Copy each line where the word "положении" occurs.
━━━━━━
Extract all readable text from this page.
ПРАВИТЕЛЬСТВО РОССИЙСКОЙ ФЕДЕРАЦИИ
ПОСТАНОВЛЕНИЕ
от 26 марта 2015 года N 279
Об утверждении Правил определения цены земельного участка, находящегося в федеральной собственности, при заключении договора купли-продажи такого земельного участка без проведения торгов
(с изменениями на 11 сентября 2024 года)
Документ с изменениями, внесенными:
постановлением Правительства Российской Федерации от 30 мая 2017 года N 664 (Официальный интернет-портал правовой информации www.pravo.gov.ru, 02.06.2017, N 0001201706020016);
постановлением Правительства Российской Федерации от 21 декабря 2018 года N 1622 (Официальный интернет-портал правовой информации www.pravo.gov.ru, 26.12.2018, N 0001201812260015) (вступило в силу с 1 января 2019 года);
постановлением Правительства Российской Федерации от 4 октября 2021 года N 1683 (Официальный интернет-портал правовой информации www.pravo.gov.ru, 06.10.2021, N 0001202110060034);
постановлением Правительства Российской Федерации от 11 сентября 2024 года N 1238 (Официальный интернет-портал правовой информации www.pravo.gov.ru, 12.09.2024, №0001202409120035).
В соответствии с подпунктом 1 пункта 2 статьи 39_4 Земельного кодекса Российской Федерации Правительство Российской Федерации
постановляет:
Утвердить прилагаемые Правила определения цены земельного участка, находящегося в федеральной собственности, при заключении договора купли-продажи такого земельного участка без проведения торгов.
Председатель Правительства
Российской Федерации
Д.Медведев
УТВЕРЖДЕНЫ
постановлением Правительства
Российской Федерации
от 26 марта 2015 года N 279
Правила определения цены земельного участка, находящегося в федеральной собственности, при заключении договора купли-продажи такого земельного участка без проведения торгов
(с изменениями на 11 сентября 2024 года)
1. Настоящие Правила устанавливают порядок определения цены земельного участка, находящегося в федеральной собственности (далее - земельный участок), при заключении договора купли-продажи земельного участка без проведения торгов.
━━━━━━
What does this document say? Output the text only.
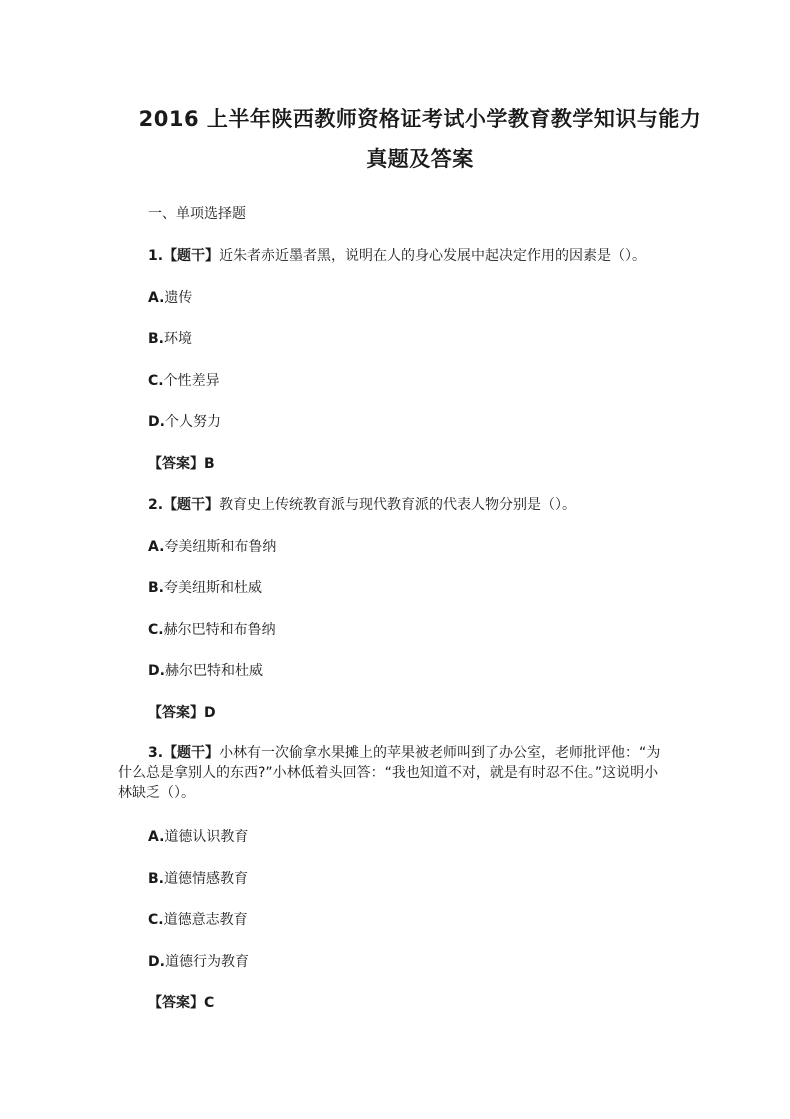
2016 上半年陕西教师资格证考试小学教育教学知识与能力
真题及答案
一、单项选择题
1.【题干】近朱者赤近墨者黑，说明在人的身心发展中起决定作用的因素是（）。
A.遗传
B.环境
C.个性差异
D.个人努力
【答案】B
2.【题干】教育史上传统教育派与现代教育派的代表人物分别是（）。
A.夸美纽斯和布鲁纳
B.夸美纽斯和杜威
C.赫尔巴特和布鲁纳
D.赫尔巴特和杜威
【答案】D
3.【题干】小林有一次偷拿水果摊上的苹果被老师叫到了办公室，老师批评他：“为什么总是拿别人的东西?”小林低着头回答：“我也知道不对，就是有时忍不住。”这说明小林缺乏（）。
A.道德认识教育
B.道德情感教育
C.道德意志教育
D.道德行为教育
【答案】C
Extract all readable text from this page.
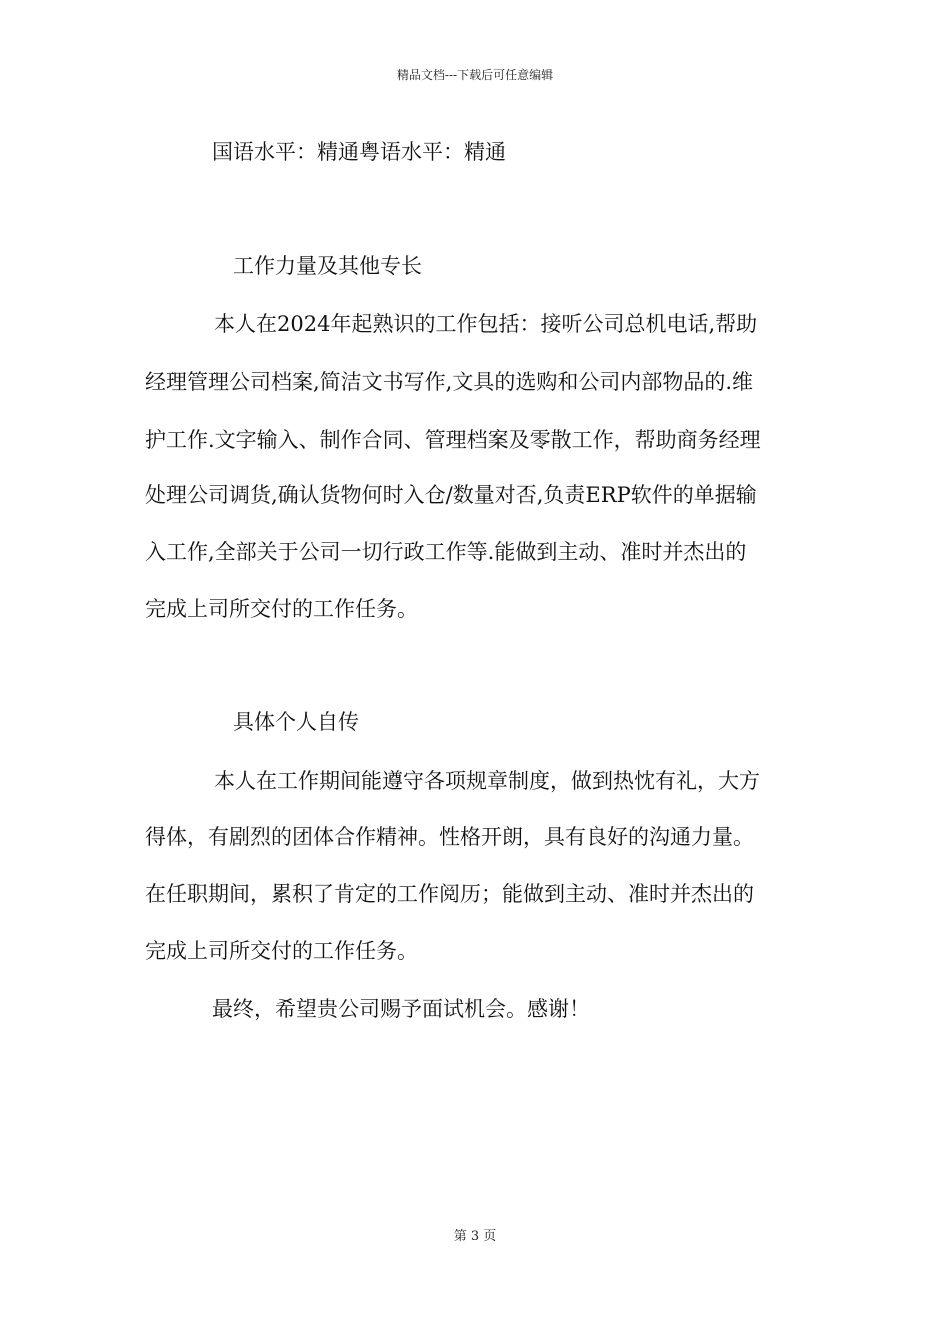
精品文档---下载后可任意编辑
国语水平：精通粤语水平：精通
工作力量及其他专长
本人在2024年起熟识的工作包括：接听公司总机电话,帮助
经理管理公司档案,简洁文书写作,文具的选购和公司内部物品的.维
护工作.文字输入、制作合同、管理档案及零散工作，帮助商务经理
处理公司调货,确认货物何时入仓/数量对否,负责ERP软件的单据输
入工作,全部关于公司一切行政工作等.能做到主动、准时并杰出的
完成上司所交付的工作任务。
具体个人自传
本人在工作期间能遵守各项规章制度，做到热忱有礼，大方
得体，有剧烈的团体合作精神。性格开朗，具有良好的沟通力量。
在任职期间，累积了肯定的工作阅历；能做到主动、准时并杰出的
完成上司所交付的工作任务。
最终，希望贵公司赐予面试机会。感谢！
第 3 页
━━━━━━
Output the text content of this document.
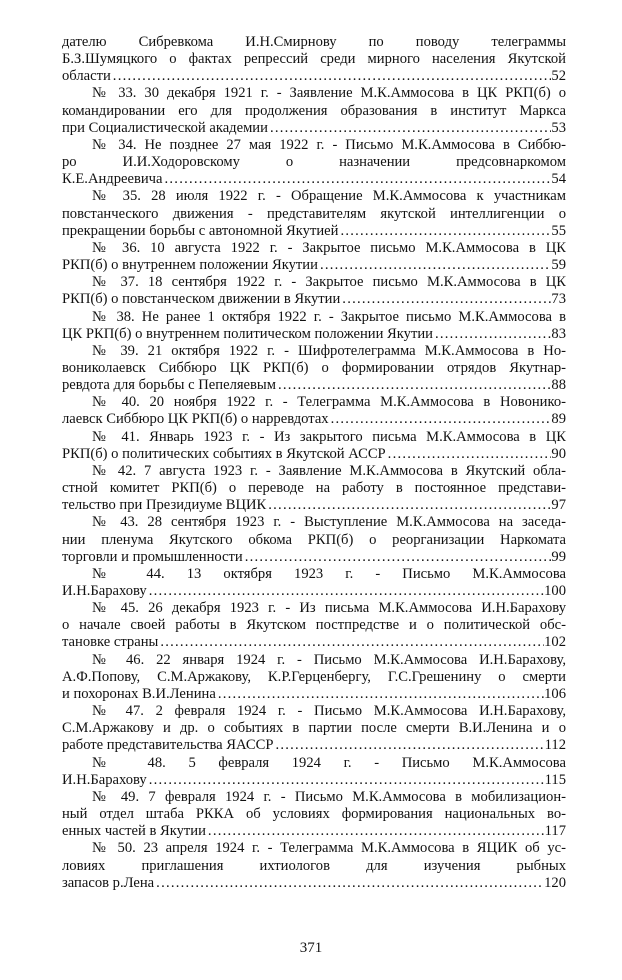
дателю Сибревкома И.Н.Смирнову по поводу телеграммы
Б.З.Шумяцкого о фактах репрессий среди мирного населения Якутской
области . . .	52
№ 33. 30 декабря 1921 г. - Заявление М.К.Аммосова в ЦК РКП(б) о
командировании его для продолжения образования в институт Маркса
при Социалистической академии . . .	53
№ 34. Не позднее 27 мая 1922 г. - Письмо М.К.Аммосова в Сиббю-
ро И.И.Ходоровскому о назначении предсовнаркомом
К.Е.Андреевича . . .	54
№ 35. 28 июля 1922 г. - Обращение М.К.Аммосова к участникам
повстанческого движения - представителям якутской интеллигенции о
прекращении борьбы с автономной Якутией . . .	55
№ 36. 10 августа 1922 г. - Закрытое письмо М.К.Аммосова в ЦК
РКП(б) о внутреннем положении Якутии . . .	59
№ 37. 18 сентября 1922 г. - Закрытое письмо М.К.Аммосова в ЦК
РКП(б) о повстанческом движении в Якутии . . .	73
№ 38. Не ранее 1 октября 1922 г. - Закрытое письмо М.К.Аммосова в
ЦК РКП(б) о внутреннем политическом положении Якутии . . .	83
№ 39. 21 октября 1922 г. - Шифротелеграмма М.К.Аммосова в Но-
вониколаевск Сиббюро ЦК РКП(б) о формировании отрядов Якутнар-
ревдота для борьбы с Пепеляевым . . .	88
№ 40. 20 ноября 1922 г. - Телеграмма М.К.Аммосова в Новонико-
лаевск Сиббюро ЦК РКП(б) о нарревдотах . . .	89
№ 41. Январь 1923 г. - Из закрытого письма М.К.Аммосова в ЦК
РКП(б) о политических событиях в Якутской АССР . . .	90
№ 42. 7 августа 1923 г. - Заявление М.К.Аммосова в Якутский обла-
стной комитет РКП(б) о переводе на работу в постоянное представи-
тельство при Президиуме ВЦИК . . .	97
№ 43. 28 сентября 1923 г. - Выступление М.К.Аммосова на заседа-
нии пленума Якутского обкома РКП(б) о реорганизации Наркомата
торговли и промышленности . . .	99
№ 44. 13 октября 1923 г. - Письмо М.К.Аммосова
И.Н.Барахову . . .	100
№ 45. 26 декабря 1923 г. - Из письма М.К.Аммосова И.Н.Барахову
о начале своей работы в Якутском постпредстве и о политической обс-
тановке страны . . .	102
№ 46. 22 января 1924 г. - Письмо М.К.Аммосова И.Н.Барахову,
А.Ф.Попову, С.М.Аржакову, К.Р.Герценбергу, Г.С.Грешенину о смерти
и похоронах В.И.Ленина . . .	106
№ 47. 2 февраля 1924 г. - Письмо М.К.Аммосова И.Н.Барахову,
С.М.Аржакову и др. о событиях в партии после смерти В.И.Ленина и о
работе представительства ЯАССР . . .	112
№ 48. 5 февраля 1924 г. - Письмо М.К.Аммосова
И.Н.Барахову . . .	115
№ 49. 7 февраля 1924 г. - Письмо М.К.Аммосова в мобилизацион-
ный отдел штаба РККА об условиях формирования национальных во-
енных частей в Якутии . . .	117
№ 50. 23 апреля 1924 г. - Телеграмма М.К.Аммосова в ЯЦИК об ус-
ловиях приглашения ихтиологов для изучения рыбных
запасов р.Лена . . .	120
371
━━━━━━
# [Solution for this problem]
РКП(б) о внутреннем положении Якутии . . .	59
ЦК РКП(б) о внутреннем политическом положении Якутии . . .	83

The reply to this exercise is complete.